Pull out every line below that contains the word "Rinblest".

***** Dataset records *****

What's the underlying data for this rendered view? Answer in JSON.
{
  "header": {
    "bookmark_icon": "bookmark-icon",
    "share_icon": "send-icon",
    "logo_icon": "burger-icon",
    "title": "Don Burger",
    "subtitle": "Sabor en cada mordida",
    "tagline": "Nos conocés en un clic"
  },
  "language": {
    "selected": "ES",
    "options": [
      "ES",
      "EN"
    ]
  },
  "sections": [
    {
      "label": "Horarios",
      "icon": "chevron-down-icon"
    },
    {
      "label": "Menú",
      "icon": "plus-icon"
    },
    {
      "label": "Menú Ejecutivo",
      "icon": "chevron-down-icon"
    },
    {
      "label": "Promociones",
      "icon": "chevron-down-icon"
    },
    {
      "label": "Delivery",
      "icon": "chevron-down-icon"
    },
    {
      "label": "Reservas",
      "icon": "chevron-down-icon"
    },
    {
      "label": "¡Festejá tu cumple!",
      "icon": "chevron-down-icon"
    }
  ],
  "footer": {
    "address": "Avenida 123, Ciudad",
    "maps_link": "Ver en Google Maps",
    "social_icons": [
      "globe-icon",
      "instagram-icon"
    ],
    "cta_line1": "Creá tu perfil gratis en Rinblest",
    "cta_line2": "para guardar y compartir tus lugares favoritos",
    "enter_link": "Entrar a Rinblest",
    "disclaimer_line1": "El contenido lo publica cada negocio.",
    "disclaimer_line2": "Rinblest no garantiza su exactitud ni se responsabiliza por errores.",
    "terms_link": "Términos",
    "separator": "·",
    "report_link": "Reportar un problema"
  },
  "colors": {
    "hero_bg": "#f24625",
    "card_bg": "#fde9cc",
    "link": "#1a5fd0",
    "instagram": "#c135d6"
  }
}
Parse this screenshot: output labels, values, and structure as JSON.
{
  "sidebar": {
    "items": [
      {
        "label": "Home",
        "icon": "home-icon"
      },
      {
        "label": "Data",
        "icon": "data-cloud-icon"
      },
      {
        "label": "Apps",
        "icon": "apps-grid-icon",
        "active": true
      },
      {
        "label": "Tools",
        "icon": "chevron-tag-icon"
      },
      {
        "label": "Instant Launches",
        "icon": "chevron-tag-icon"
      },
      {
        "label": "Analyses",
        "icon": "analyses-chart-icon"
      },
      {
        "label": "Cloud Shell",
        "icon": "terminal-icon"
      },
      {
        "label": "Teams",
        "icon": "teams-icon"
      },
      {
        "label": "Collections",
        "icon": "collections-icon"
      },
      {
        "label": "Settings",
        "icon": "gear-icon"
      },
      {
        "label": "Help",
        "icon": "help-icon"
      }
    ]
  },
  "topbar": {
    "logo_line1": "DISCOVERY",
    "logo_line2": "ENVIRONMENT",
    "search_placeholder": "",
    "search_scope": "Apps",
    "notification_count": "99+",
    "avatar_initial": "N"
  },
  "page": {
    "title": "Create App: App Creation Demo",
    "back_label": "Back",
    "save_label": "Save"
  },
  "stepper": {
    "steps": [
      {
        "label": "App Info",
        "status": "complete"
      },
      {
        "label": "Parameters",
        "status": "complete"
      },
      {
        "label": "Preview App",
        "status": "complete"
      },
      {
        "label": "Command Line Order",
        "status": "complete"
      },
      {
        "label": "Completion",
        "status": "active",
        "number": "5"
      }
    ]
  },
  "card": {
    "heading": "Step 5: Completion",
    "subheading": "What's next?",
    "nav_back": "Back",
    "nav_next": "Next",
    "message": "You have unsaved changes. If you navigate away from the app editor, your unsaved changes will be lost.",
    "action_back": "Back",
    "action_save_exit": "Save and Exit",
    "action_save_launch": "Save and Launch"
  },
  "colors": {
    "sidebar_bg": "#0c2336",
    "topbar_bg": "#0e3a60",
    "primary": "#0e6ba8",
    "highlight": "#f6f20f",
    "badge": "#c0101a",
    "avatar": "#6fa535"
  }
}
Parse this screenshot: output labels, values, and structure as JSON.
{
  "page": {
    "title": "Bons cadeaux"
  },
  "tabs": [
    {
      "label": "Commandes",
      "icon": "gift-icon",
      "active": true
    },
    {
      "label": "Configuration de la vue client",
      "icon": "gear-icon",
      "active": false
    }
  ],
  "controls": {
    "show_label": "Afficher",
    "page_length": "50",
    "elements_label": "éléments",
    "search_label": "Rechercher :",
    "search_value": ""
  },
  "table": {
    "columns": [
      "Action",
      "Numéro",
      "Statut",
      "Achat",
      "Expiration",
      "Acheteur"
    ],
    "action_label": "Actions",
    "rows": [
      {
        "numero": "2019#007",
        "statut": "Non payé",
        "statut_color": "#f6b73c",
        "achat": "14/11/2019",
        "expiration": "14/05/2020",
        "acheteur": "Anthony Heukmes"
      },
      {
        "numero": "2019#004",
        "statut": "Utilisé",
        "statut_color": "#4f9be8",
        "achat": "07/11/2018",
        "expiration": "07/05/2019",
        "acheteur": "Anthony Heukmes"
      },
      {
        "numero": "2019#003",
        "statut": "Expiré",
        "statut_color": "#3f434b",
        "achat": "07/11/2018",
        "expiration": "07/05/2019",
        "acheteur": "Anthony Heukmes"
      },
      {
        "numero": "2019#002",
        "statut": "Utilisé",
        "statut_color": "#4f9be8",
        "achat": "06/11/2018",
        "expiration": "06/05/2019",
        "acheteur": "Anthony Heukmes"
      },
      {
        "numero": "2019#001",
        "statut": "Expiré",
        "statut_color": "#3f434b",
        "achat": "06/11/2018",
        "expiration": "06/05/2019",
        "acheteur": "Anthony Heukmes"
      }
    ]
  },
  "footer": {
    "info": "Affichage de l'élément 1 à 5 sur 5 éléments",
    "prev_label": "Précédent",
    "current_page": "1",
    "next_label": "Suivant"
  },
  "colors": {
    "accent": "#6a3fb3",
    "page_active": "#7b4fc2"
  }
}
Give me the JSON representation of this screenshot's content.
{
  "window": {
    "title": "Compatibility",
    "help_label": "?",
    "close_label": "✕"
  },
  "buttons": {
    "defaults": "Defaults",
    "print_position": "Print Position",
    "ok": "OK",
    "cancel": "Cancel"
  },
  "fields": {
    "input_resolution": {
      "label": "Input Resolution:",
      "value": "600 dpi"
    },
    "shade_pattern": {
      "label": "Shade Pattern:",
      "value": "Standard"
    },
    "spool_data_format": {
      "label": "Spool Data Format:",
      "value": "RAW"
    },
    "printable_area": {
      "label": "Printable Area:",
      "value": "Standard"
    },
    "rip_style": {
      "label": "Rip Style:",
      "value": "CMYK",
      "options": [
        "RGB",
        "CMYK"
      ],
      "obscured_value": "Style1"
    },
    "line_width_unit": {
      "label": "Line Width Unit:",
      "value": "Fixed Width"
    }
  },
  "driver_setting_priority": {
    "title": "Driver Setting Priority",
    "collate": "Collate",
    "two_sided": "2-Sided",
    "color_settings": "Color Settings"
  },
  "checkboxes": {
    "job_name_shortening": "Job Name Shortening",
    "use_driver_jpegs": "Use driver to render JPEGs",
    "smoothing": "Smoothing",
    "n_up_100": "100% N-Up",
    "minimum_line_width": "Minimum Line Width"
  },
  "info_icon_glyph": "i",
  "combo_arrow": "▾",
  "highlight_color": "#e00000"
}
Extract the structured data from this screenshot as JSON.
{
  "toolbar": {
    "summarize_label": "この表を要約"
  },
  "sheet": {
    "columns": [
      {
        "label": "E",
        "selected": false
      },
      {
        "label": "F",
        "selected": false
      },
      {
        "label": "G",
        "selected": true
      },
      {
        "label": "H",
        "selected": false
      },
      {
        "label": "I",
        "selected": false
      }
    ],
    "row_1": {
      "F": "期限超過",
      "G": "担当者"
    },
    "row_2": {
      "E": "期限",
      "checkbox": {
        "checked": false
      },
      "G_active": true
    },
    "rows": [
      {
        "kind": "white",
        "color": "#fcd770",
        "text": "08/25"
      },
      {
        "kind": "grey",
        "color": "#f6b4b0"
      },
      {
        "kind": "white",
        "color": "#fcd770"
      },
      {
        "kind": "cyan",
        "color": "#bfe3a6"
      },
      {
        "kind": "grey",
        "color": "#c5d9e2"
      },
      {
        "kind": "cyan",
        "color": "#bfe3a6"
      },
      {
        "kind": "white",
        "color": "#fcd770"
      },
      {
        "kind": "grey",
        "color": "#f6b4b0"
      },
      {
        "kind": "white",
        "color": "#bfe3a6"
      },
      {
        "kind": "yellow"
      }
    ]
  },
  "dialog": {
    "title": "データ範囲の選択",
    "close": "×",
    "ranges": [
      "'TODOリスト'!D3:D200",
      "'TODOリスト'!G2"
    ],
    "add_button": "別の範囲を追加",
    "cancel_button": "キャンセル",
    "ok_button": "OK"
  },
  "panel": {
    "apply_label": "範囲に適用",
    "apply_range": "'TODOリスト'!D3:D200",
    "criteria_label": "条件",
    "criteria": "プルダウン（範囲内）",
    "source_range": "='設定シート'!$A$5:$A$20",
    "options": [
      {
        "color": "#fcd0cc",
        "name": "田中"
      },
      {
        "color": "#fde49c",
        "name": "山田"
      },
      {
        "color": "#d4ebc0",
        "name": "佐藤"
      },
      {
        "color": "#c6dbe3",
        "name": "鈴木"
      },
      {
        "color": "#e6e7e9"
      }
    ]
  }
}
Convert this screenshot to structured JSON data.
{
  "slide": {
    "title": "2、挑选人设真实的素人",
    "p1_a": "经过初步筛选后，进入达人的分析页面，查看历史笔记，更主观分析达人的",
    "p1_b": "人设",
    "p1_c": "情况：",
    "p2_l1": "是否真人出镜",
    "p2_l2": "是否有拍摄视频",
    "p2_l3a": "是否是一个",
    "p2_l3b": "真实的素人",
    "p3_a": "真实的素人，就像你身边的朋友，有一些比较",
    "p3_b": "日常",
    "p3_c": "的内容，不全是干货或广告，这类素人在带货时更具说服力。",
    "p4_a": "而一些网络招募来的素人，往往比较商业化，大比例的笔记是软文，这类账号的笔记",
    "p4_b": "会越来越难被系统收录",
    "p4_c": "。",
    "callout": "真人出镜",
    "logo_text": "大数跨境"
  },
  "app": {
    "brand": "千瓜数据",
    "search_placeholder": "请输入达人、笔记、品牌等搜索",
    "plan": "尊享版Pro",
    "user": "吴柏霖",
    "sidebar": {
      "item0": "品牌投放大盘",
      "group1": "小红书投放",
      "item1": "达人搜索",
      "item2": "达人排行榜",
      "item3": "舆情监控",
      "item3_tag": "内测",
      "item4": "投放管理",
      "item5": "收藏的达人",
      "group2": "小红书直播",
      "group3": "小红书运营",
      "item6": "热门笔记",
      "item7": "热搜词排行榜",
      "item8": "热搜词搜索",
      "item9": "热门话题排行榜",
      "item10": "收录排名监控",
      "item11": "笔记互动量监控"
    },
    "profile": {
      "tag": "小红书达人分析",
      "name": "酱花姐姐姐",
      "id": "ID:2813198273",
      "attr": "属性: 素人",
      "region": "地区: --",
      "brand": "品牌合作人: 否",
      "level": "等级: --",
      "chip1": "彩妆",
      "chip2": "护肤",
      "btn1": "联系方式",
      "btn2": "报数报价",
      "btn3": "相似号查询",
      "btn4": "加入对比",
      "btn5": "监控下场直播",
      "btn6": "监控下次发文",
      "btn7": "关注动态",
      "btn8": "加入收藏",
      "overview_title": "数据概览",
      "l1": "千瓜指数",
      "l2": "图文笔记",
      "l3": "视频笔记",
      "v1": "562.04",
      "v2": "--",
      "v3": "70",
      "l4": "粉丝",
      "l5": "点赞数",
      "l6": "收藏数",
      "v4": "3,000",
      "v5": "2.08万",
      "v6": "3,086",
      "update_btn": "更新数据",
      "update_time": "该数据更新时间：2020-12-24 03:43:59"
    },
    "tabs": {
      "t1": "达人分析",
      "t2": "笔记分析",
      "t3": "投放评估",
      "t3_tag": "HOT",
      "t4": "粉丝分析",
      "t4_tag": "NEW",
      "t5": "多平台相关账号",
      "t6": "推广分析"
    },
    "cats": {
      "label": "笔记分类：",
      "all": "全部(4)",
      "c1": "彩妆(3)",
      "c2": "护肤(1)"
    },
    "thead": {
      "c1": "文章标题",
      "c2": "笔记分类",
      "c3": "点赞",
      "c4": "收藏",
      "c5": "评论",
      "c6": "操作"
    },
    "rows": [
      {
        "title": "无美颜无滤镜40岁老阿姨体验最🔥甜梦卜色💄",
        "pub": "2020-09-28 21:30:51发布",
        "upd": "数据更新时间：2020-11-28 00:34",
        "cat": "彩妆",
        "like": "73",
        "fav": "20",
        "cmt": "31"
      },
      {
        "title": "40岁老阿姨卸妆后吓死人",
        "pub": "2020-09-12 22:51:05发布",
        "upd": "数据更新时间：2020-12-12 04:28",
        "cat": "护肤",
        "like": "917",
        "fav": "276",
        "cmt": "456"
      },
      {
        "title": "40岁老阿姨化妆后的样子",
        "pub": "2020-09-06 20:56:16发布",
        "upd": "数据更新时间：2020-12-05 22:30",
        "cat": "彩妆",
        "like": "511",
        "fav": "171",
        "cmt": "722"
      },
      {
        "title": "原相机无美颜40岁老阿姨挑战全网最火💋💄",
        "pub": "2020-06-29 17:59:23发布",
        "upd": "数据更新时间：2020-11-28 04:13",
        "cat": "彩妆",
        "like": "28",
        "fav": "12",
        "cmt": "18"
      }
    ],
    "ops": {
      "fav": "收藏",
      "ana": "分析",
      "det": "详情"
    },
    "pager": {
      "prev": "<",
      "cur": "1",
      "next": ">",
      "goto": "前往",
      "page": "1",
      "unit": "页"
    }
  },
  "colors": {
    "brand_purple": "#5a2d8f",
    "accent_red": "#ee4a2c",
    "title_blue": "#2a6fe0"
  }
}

*****

The result:
    "cta_line1": "Creá tu perfil gratis en Rinblest",
    "enter_link": "Entrar a Rinblest",
    "disclaimer_line2": "Rinblest no garantiza su exactitud ni se responsabiliza por errores.",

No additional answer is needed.